--- The problem ---
Count lines, not occurrences: give the number of lines holding the word "xlabel", and nothing besides.

--- Data ---

========

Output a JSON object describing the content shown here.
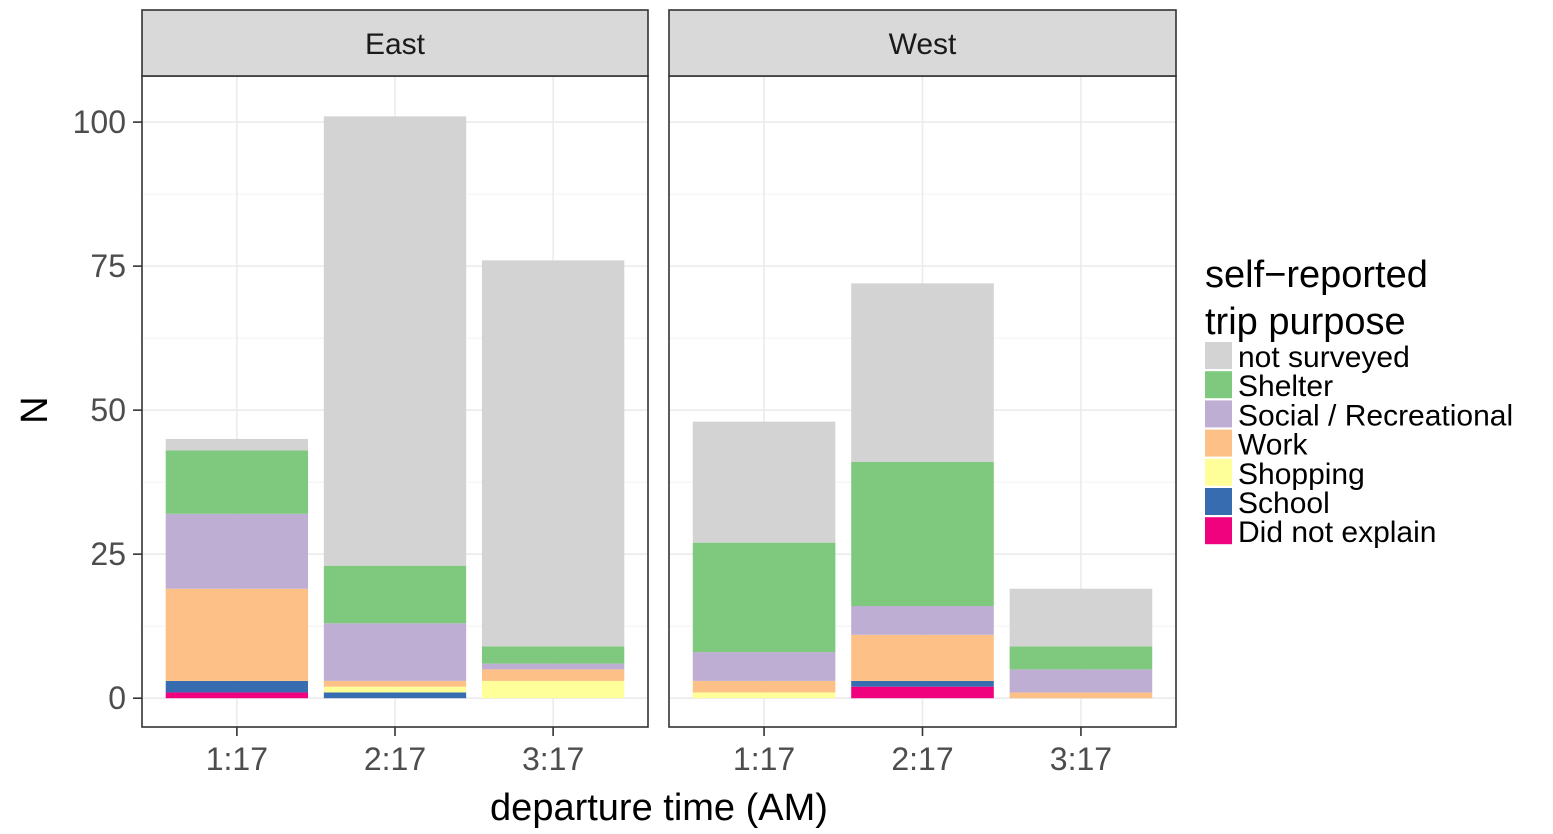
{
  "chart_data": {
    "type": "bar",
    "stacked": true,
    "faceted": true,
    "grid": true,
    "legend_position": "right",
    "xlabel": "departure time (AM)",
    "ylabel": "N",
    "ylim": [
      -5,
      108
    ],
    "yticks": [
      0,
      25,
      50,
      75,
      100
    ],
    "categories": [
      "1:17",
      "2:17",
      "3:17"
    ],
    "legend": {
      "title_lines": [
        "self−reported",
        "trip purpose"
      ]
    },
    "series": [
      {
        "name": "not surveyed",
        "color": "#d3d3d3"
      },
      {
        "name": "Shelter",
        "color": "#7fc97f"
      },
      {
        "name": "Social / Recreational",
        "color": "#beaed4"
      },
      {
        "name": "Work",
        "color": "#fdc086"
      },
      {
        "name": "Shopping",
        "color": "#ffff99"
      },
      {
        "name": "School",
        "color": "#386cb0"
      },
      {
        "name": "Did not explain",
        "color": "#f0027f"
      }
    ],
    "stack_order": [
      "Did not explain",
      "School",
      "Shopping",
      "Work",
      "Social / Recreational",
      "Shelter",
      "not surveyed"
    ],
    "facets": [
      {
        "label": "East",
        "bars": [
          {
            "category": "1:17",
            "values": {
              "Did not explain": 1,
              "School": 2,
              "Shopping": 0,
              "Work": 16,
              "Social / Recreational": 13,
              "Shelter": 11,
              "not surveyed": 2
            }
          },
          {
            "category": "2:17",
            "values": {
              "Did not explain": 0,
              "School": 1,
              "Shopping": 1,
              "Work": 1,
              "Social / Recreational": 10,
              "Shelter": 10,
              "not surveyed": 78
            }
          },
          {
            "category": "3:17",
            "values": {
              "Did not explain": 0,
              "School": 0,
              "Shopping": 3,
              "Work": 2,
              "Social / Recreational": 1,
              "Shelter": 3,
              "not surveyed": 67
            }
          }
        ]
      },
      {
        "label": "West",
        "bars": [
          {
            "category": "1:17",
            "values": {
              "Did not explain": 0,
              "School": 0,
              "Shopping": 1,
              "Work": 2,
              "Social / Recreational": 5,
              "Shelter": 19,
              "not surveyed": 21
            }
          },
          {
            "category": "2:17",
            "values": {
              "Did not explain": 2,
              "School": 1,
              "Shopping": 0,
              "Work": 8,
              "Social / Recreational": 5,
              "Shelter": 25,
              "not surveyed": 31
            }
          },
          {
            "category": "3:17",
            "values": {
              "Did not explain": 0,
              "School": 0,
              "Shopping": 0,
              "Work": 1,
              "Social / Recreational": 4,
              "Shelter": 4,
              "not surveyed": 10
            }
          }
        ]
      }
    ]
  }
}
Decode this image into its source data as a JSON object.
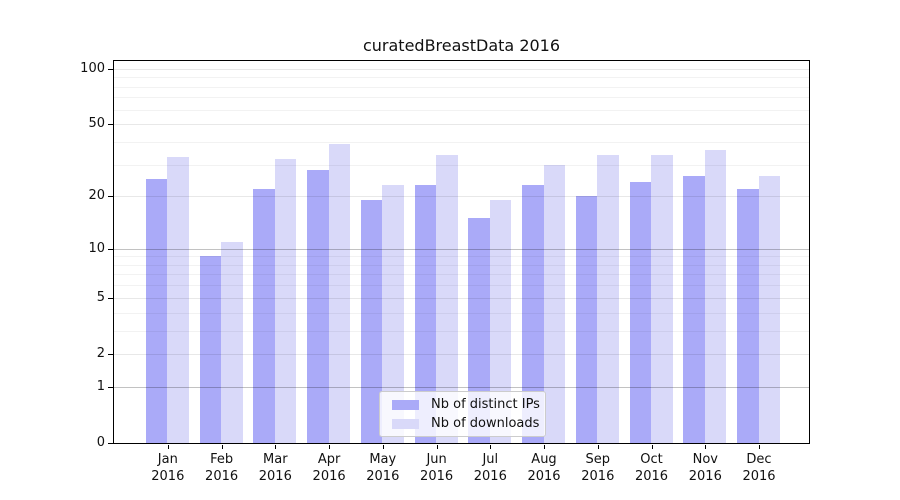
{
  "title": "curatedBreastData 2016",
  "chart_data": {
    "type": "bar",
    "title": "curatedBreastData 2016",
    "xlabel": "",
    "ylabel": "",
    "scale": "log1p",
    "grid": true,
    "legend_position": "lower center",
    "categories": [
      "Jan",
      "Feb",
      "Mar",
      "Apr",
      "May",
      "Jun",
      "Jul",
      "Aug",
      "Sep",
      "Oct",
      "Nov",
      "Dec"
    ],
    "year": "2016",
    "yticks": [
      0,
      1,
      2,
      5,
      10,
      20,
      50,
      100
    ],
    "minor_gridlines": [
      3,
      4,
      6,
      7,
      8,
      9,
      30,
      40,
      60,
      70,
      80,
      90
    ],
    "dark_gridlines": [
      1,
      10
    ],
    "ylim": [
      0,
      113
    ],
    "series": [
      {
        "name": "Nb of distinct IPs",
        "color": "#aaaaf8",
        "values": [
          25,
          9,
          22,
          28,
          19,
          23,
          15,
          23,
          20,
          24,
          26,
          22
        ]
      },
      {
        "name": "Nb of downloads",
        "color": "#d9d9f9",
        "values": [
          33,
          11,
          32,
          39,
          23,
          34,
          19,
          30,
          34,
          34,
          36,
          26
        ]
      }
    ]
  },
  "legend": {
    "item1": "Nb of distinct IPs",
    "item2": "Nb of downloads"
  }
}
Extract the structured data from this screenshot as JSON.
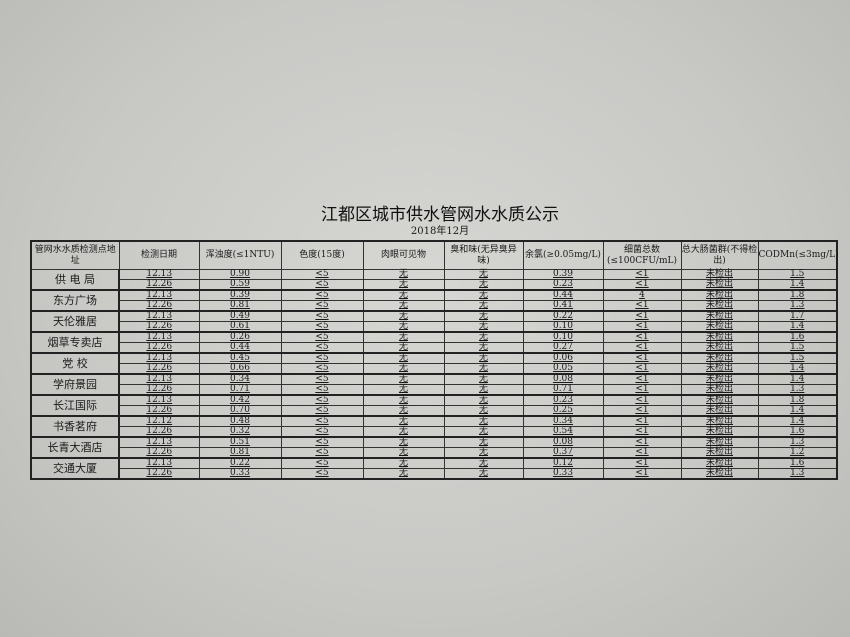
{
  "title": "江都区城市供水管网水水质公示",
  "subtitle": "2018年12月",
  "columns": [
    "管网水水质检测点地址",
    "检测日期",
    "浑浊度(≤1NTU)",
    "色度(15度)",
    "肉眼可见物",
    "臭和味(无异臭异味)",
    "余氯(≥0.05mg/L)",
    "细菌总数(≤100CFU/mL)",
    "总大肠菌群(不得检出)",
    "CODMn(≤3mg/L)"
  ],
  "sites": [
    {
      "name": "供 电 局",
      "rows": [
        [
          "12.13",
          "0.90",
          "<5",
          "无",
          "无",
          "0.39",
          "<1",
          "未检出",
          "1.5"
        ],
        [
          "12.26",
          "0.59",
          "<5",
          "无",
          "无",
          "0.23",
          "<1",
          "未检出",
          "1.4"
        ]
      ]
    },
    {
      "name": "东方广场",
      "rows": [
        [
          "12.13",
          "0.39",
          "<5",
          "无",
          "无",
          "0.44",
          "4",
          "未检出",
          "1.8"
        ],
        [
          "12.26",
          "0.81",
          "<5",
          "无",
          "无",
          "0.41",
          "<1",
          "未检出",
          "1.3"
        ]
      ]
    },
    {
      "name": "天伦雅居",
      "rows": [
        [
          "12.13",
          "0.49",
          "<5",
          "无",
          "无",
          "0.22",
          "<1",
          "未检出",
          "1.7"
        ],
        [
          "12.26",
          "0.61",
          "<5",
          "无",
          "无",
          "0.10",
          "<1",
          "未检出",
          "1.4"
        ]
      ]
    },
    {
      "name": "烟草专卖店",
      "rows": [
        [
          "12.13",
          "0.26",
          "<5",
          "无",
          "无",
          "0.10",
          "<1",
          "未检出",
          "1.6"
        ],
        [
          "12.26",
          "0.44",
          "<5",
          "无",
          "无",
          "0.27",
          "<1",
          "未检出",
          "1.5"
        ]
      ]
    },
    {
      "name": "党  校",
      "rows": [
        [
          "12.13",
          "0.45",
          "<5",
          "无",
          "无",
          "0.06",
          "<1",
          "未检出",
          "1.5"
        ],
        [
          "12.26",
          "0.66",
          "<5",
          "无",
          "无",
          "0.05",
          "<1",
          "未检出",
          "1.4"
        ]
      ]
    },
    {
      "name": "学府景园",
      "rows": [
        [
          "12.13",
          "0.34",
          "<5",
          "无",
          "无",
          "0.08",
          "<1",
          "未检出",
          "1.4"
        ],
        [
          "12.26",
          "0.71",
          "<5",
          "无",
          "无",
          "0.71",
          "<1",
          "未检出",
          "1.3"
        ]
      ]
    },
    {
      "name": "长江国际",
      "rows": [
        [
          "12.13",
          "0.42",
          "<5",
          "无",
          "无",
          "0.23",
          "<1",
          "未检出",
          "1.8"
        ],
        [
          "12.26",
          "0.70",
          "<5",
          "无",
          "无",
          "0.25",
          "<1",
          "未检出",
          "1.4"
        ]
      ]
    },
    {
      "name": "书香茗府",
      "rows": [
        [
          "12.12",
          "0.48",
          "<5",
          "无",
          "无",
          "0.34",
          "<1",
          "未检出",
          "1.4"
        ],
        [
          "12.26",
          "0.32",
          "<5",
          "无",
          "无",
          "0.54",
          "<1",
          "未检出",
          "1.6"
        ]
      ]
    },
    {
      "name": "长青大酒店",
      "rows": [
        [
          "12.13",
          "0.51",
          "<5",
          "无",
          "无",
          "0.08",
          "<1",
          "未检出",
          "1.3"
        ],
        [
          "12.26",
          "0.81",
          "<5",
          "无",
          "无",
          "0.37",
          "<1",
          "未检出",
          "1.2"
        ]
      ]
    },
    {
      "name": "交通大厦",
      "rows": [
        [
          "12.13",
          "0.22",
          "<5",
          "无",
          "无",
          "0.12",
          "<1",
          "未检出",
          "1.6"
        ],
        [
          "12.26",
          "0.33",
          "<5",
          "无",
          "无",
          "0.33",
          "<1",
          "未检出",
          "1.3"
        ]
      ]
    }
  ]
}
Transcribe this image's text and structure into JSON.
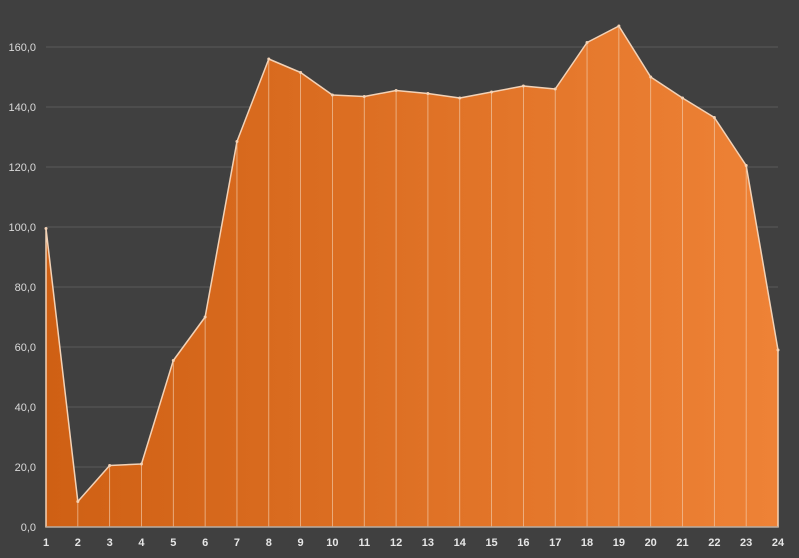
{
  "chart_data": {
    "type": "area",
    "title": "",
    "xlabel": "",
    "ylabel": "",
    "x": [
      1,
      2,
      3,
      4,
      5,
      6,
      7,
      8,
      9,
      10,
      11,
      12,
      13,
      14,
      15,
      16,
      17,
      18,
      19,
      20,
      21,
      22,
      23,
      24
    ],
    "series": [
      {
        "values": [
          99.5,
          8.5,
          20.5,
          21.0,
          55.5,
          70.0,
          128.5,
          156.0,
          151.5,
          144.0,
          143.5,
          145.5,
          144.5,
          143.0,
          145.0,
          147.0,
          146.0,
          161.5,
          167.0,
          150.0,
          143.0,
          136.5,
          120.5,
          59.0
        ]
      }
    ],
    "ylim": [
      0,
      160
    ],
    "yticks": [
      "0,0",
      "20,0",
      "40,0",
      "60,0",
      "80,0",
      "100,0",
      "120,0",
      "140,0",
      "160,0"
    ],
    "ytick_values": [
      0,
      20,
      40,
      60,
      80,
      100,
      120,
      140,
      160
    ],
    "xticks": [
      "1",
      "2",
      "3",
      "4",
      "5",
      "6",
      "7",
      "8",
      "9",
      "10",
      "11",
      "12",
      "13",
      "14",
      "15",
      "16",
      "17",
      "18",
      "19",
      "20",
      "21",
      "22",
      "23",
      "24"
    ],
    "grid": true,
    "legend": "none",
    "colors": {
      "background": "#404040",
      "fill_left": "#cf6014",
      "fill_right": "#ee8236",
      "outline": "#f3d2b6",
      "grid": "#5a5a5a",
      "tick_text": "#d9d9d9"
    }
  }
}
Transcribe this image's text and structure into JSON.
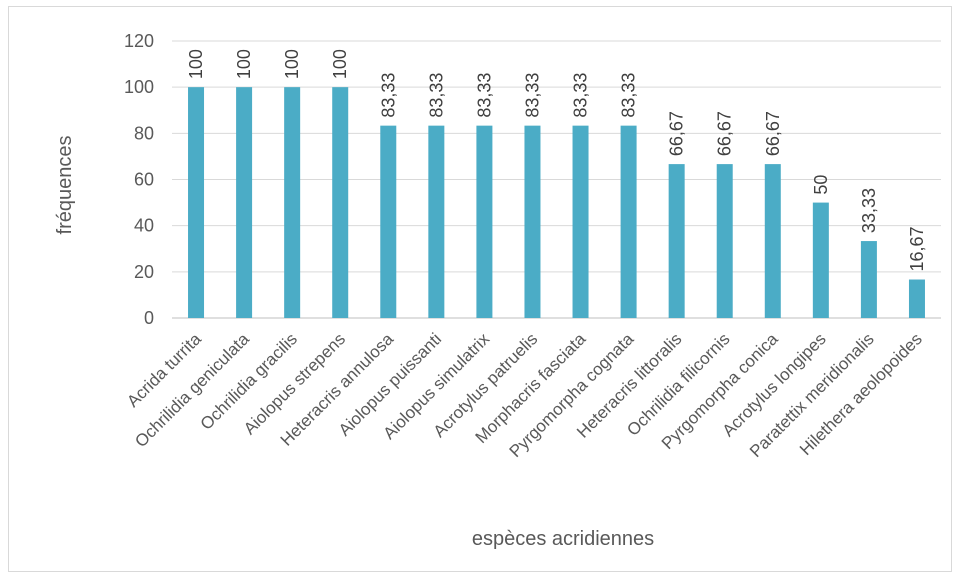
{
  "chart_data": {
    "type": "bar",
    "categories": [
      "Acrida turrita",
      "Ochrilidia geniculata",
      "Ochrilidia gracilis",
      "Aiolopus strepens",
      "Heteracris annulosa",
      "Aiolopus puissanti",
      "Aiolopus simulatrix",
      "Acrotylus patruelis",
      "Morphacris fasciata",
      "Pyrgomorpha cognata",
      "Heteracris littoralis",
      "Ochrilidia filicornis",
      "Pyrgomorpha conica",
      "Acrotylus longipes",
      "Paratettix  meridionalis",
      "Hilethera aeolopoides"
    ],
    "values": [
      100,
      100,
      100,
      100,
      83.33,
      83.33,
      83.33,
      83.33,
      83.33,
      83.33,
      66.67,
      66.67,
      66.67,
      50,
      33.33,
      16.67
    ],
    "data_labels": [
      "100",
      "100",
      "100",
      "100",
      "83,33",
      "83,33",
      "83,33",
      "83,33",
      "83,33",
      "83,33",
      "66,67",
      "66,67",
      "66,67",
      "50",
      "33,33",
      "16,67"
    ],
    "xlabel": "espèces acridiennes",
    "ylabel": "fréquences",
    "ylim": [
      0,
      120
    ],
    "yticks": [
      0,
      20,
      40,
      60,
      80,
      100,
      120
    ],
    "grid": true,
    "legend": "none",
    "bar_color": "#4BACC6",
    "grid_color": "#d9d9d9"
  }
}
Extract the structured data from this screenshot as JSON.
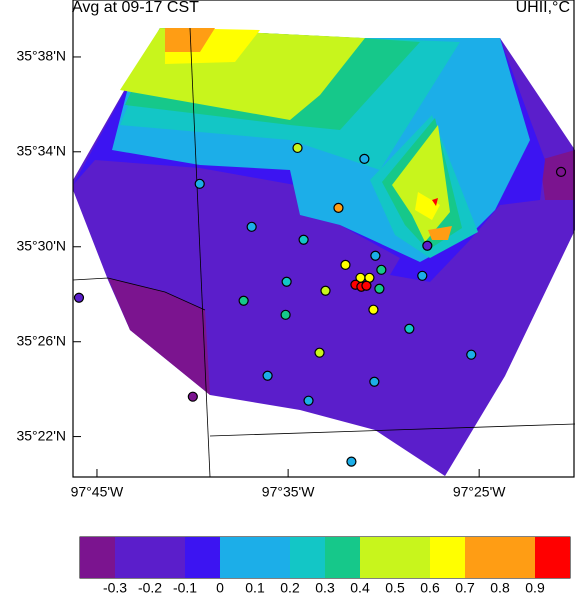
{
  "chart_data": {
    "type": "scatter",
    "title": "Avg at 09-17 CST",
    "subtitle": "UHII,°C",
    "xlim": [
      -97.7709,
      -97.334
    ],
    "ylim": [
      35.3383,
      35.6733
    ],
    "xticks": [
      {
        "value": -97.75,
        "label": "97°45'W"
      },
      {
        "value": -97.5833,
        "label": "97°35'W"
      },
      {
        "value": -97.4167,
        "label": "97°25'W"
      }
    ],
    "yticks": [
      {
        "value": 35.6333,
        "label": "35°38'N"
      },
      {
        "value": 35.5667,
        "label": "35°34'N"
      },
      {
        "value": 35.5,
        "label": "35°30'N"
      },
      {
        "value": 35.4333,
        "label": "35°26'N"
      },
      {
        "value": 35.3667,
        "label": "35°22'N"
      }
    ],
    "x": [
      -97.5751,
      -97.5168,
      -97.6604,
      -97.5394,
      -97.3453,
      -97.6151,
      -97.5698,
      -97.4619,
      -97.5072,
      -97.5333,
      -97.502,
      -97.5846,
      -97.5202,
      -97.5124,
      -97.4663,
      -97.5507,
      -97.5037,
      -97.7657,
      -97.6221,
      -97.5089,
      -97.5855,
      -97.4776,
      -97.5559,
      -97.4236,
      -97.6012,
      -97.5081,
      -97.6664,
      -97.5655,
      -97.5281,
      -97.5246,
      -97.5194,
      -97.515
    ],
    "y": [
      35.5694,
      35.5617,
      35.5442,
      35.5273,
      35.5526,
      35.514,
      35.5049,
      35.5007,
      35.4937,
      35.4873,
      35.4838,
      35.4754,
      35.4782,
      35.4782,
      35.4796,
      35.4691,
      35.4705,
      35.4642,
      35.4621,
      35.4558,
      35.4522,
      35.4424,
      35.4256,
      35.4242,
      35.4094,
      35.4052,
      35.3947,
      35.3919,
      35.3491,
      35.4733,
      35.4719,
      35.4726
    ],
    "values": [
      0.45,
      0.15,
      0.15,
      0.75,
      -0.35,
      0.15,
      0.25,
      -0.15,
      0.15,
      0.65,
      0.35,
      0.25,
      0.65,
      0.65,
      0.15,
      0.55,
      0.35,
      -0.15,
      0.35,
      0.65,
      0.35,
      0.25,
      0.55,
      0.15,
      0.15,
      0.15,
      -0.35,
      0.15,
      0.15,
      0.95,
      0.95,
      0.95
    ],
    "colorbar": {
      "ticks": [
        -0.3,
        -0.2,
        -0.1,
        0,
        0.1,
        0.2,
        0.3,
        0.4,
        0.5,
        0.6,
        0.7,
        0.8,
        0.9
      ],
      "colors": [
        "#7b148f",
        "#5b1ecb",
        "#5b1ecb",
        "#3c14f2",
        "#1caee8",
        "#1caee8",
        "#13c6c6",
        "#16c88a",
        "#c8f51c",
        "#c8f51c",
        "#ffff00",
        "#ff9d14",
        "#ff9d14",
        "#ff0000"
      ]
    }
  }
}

========

--- Expected answer ---
4